Dataset records on visual material
>> Begin

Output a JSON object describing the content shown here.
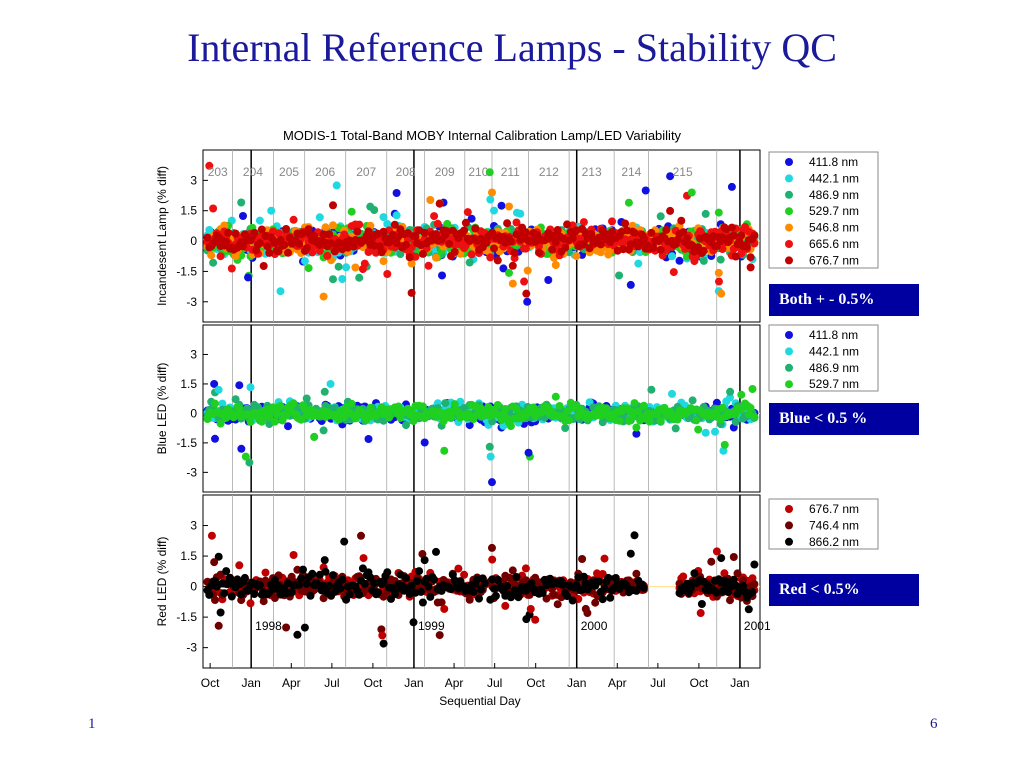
{
  "slide": {
    "title": "Internal Reference Lamps - Stability QC",
    "footer_left": "1",
    "page_number": "6"
  },
  "callouts": [
    "Both  + - 0.5%",
    "Blue  < 0.5 %",
    "Red  < 0.5%"
  ],
  "chart_data": {
    "type": "scatter",
    "title": "MODIS-1 Total-Band      MOBY Internal Calibration Lamp/LED Variability",
    "xlabel": "Sequential Day",
    "x_tick_labels": [
      "Oct",
      "Jan",
      "Apr",
      "Jul",
      "Oct",
      "Jan",
      "Apr",
      "Jul",
      "Oct",
      "Jan",
      "Apr",
      "Jul",
      "Oct",
      "Jan"
    ],
    "x_tick_months": [
      "1997-10",
      "1998-01",
      "1998-04",
      "1998-07",
      "1998-10",
      "1999-01",
      "1999-04",
      "1999-07",
      "1999-10",
      "2000-01",
      "2000-04",
      "2000-07",
      "2000-10",
      "2001-01"
    ],
    "xlim": [
      "1997-09-15",
      "2001-02-15"
    ],
    "year_lines": [
      "1998",
      "1999",
      "2000",
      "2001"
    ],
    "deployment_labels": [
      "203",
      "204",
      "205",
      "206",
      "207",
      "208",
      "209",
      "210",
      "211",
      "212",
      "213",
      "214",
      "215"
    ],
    "deployment_boundaries": [
      "1997-11-20",
      "1998-02-20",
      "1998-05-01",
      "1998-08-01",
      "1998-11-01",
      "1999-01-25",
      "1999-04-25",
      "1999-06-25",
      "1999-09-15",
      "1999-12-15",
      "2000-03-25",
      "2000-06-10",
      "2000-11-10",
      "2001-01-01"
    ],
    "panels": [
      {
        "ylabel": "Incandesent Lamp (% diff)",
        "ylim": [
          -4,
          4.5
        ],
        "yticks": [
          "3",
          "1.5",
          "0",
          "-1.5",
          "-3"
        ],
        "legend": [
          {
            "name": "411.8 nm",
            "color": "#1010e0"
          },
          {
            "name": "442.1 nm",
            "color": "#20d8e0"
          },
          {
            "name": "486.9 nm",
            "color": "#20b070"
          },
          {
            "name": "529.7 nm",
            "color": "#20d020"
          },
          {
            "name": "546.8 nm",
            "color": "#ff8c00"
          },
          {
            "name": "665.6 nm",
            "color": "#ee1010"
          },
          {
            "name": "676.7 nm",
            "color": "#c00000"
          }
        ],
        "band": 0.45,
        "spread": 1.2,
        "outliers": [
          {
            "x": "1997-12-25",
            "y": -1.8
          },
          {
            "x": "1998-02-15",
            "y": 1.5
          },
          {
            "x": "1998-09-25",
            "y": 1.7
          },
          {
            "x": "1999-06-20",
            "y": 3.4
          },
          {
            "x": "1999-06-25",
            "y": 2.4
          },
          {
            "x": "1999-09-05",
            "y": -2.0
          },
          {
            "x": "1999-09-10",
            "y": -2.6
          },
          {
            "x": "1999-09-12",
            "y": -3.0
          },
          {
            "x": "1999-08-20",
            "y": 1.4
          },
          {
            "x": "2000-04-05",
            "y": -1.7
          },
          {
            "x": "2000-09-15",
            "y": 2.4
          },
          {
            "x": "2000-11-20",
            "y": -2.6
          },
          {
            "x": "2000-11-15",
            "y": -2.0
          },
          {
            "x": "2001-01-25",
            "y": -1.3
          },
          {
            "x": "1999-03-05",
            "y": -1.7
          }
        ]
      },
      {
        "ylabel": "Blue LED (% diff)",
        "ylim": [
          -4,
          4.5
        ],
        "yticks": [
          "3",
          "1.5",
          "0",
          "-1.5",
          "-3"
        ],
        "legend": [
          {
            "name": "411.8 nm",
            "color": "#1010e0"
          },
          {
            "name": "442.1 nm",
            "color": "#20d8e0"
          },
          {
            "name": "486.9 nm",
            "color": "#20b070"
          },
          {
            "name": "529.7 nm",
            "color": "#20d020"
          }
        ],
        "band": 0.3,
        "spread": 0.6,
        "outliers": [
          {
            "x": "1997-10-10",
            "y": 1.5
          },
          {
            "x": "1997-10-20",
            "y": 1.2
          },
          {
            "x": "1997-12-28",
            "y": -2.5
          },
          {
            "x": "1997-12-20",
            "y": -2.2
          },
          {
            "x": "1997-12-10",
            "y": -1.8
          },
          {
            "x": "1998-06-28",
            "y": 1.5
          },
          {
            "x": "1998-06-15",
            "y": 1.1
          },
          {
            "x": "1999-03-10",
            "y": -1.9
          },
          {
            "x": "1999-06-25",
            "y": -3.5
          },
          {
            "x": "1999-06-22",
            "y": -2.2
          },
          {
            "x": "1999-06-20",
            "y": -1.7
          },
          {
            "x": "1999-09-18",
            "y": -2.2
          },
          {
            "x": "1999-09-15",
            "y": -2.0
          },
          {
            "x": "2000-11-25",
            "y": -1.9
          },
          {
            "x": "2000-12-10",
            "y": 1.1
          },
          {
            "x": "2000-11-28",
            "y": -1.6
          }
        ]
      },
      {
        "ylabel": "Red LED (% diff)",
        "ylim": [
          -4,
          4.5
        ],
        "yticks": [
          "3",
          "1.5",
          "0",
          "-1.5",
          "-3"
        ],
        "legend": [
          {
            "name": "676.7 nm",
            "color": "#c00000"
          },
          {
            "name": "746.4 nm",
            "color": "#700000"
          },
          {
            "name": "866.2 nm",
            "color": "#000000"
          }
        ],
        "band": 0.4,
        "spread": 1.0,
        "gaps": [
          [
            "1999-06-10",
            "1999-06-20"
          ],
          [
            "2000-06-01",
            "2000-08-15"
          ]
        ],
        "outliers": [
          {
            "x": "1997-10-05",
            "y": 2.5
          },
          {
            "x": "1997-10-10",
            "y": 1.2
          },
          {
            "x": "1998-06-15",
            "y": 1.3
          },
          {
            "x": "1998-09-10",
            "y": 1.4
          },
          {
            "x": "1998-10-20",
            "y": -2.1
          },
          {
            "x": "1998-10-25",
            "y": -2.8
          },
          {
            "x": "1998-10-22",
            "y": -2.4
          },
          {
            "x": "1999-01-20",
            "y": 1.6
          },
          {
            "x": "1999-01-25",
            "y": 1.3
          },
          {
            "x": "1999-03-10",
            "y": -1.1
          },
          {
            "x": "1999-06-25",
            "y": 1.9
          },
          {
            "x": "1999-09-10",
            "y": -1.6
          },
          {
            "x": "1999-09-20",
            "y": -1.1
          },
          {
            "x": "2000-01-25",
            "y": -1.3
          },
          {
            "x": "2000-11-20",
            "y": 1.4
          },
          {
            "x": "2000-10-05",
            "y": -1.3
          }
        ]
      }
    ]
  }
}
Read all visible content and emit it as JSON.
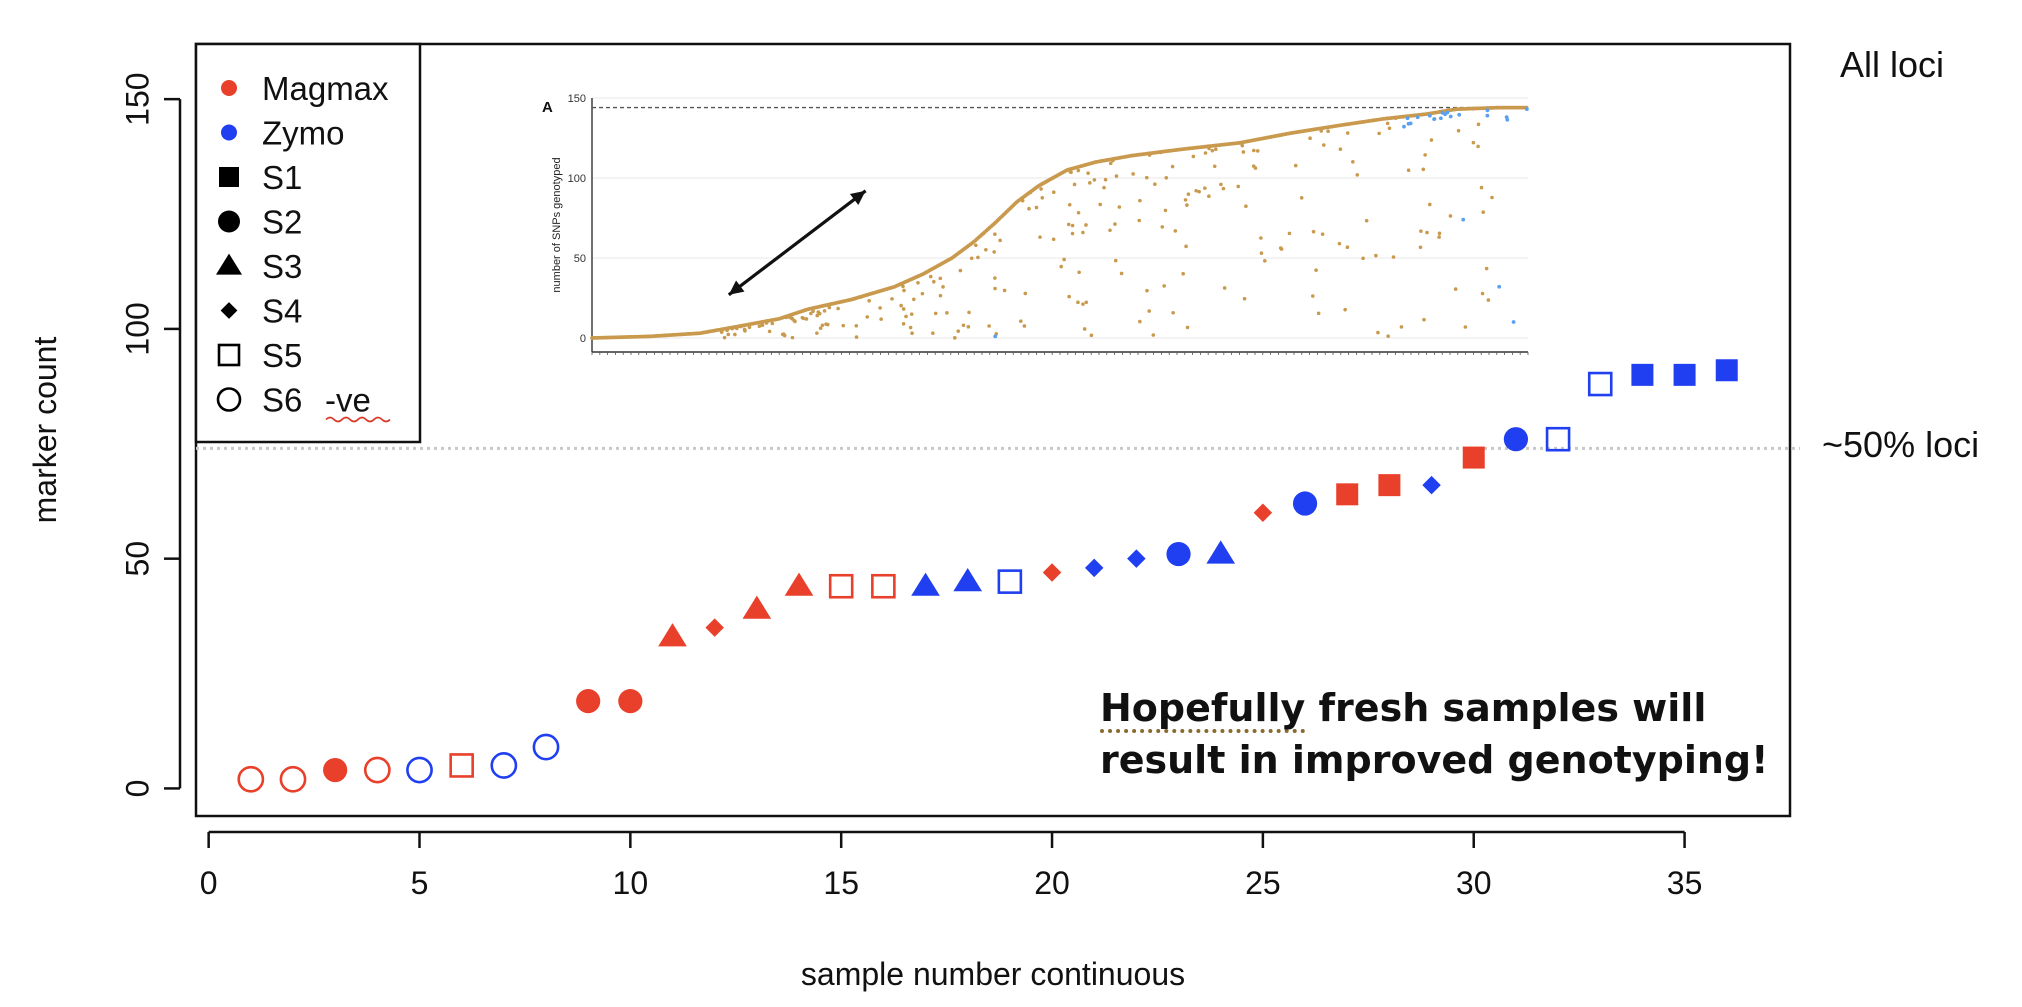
{
  "chart_data": {
    "type": "scatter",
    "title": "",
    "xlabel": "sample number continuous",
    "ylabel": "marker count",
    "xlim": [
      -0.3,
      37.5
    ],
    "ylim": [
      -6,
      162
    ],
    "x_ticks": [
      0,
      5,
      10,
      15,
      20,
      25,
      30,
      35
    ],
    "y_ticks": [
      0,
      50,
      100,
      150
    ],
    "grid": false,
    "reference_line": {
      "y": 74,
      "style": "dotted",
      "color": "#c8c8c8"
    },
    "colors": {
      "Magmax": "#e8402a",
      "Zymo": "#1f3ff0"
    },
    "legend": {
      "placement": "top-left",
      "entries": [
        {
          "label": "Magmax",
          "kind": "color",
          "color": "#e8402a"
        },
        {
          "label": "Zymo",
          "kind": "color",
          "color": "#1f3ff0"
        },
        {
          "label": "S1",
          "kind": "shape",
          "shape": "square"
        },
        {
          "label": "S2",
          "kind": "shape",
          "shape": "circle"
        },
        {
          "label": "S3",
          "kind": "shape",
          "shape": "triangle"
        },
        {
          "label": "S4",
          "kind": "shape",
          "shape": "diamond"
        },
        {
          "label": "S5",
          "kind": "shape",
          "shape": "open-square"
        },
        {
          "label": "S6",
          "kind": "shape",
          "shape": "open-circle"
        }
      ],
      "suffix": "-ve"
    },
    "points": [
      {
        "x": 1,
        "y": 2,
        "kit": "Magmax",
        "shape": "open-circle"
      },
      {
        "x": 2,
        "y": 2,
        "kit": "Magmax",
        "shape": "open-circle"
      },
      {
        "x": 3,
        "y": 4,
        "kit": "Magmax",
        "shape": "circle"
      },
      {
        "x": 4,
        "y": 4,
        "kit": "Magmax",
        "shape": "open-circle"
      },
      {
        "x": 5,
        "y": 4,
        "kit": "Zymo",
        "shape": "open-circle"
      },
      {
        "x": 6,
        "y": 5,
        "kit": "Magmax",
        "shape": "open-square"
      },
      {
        "x": 7,
        "y": 5,
        "kit": "Zymo",
        "shape": "open-circle"
      },
      {
        "x": 8,
        "y": 9,
        "kit": "Zymo",
        "shape": "open-circle"
      },
      {
        "x": 9,
        "y": 19,
        "kit": "Magmax",
        "shape": "circle"
      },
      {
        "x": 10,
        "y": 19,
        "kit": "Magmax",
        "shape": "circle"
      },
      {
        "x": 11,
        "y": 33,
        "kit": "Magmax",
        "shape": "triangle"
      },
      {
        "x": 12,
        "y": 35,
        "kit": "Magmax",
        "shape": "diamond"
      },
      {
        "x": 13,
        "y": 39,
        "kit": "Magmax",
        "shape": "triangle"
      },
      {
        "x": 14,
        "y": 44,
        "kit": "Magmax",
        "shape": "triangle"
      },
      {
        "x": 15,
        "y": 44,
        "kit": "Magmax",
        "shape": "open-square"
      },
      {
        "x": 16,
        "y": 44,
        "kit": "Magmax",
        "shape": "open-square"
      },
      {
        "x": 17,
        "y": 44,
        "kit": "Zymo",
        "shape": "triangle"
      },
      {
        "x": 18,
        "y": 45,
        "kit": "Zymo",
        "shape": "triangle"
      },
      {
        "x": 19,
        "y": 45,
        "kit": "Zymo",
        "shape": "open-square"
      },
      {
        "x": 20,
        "y": 47,
        "kit": "Magmax",
        "shape": "diamond"
      },
      {
        "x": 21,
        "y": 48,
        "kit": "Zymo",
        "shape": "diamond"
      },
      {
        "x": 22,
        "y": 50,
        "kit": "Zymo",
        "shape": "diamond"
      },
      {
        "x": 23,
        "y": 51,
        "kit": "Zymo",
        "shape": "circle"
      },
      {
        "x": 24,
        "y": 51,
        "kit": "Zymo",
        "shape": "triangle"
      },
      {
        "x": 25,
        "y": 60,
        "kit": "Magmax",
        "shape": "diamond"
      },
      {
        "x": 26,
        "y": 62,
        "kit": "Zymo",
        "shape": "circle"
      },
      {
        "x": 27,
        "y": 64,
        "kit": "Magmax",
        "shape": "square"
      },
      {
        "x": 28,
        "y": 66,
        "kit": "Magmax",
        "shape": "square"
      },
      {
        "x": 29,
        "y": 66,
        "kit": "Zymo",
        "shape": "diamond"
      },
      {
        "x": 30,
        "y": 72,
        "kit": "Magmax",
        "shape": "square"
      },
      {
        "x": 31,
        "y": 76,
        "kit": "Zymo",
        "shape": "circle"
      },
      {
        "x": 32,
        "y": 76,
        "kit": "Zymo",
        "shape": "open-square"
      },
      {
        "x": 33,
        "y": 88,
        "kit": "Zymo",
        "shape": "open-square"
      },
      {
        "x": 34,
        "y": 90,
        "kit": "Zymo",
        "shape": "square"
      },
      {
        "x": 35,
        "y": 90,
        "kit": "Zymo",
        "shape": "square"
      },
      {
        "x": 36,
        "y": 91,
        "kit": "Zymo",
        "shape": "square"
      }
    ],
    "annotations": {
      "all_loci": "All loci",
      "half_loci": "~50% loci",
      "note_highlight": "Hopefully",
      "note_line1_rest": " fresh samples will",
      "note_line2": "result in improved genotyping!"
    },
    "inset": {
      "type": "scatter",
      "panel_label": "A",
      "ylabel": "number of SNPs genotyped",
      "ylim": [
        0,
        150
      ],
      "y_ticks": [
        0,
        50,
        100,
        150
      ],
      "max_line": 144,
      "colors": {
        "main": "#c99a4e",
        "secondary": "#5aa0f0"
      },
      "trend_curve": [
        [
          0,
          0
        ],
        [
          8,
          1
        ],
        [
          15,
          3
        ],
        [
          20,
          7
        ],
        [
          26,
          12
        ],
        [
          30,
          18
        ],
        [
          36,
          24
        ],
        [
          42,
          32
        ],
        [
          46,
          40
        ],
        [
          50,
          50
        ],
        [
          53,
          60
        ],
        [
          56,
          72
        ],
        [
          59,
          85
        ],
        [
          62,
          95
        ],
        [
          66,
          105
        ],
        [
          70,
          110
        ],
        [
          75,
          114
        ],
        [
          82,
          118
        ],
        [
          90,
          122
        ],
        [
          97,
          128
        ],
        [
          104,
          133
        ],
        [
          110,
          137
        ],
        [
          116,
          140
        ],
        [
          120,
          143
        ],
        [
          126,
          144
        ],
        [
          130,
          144
        ]
      ],
      "arrow": {
        "from": [
          19,
          27
        ],
        "to": [
          38,
          92
        ]
      }
    }
  }
}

>> End

Description of the task: Collect the lines that hold "xlabel".

Task answer:
    "xlabel": "Sequential Day",
    "xlabel": "sample number continuous",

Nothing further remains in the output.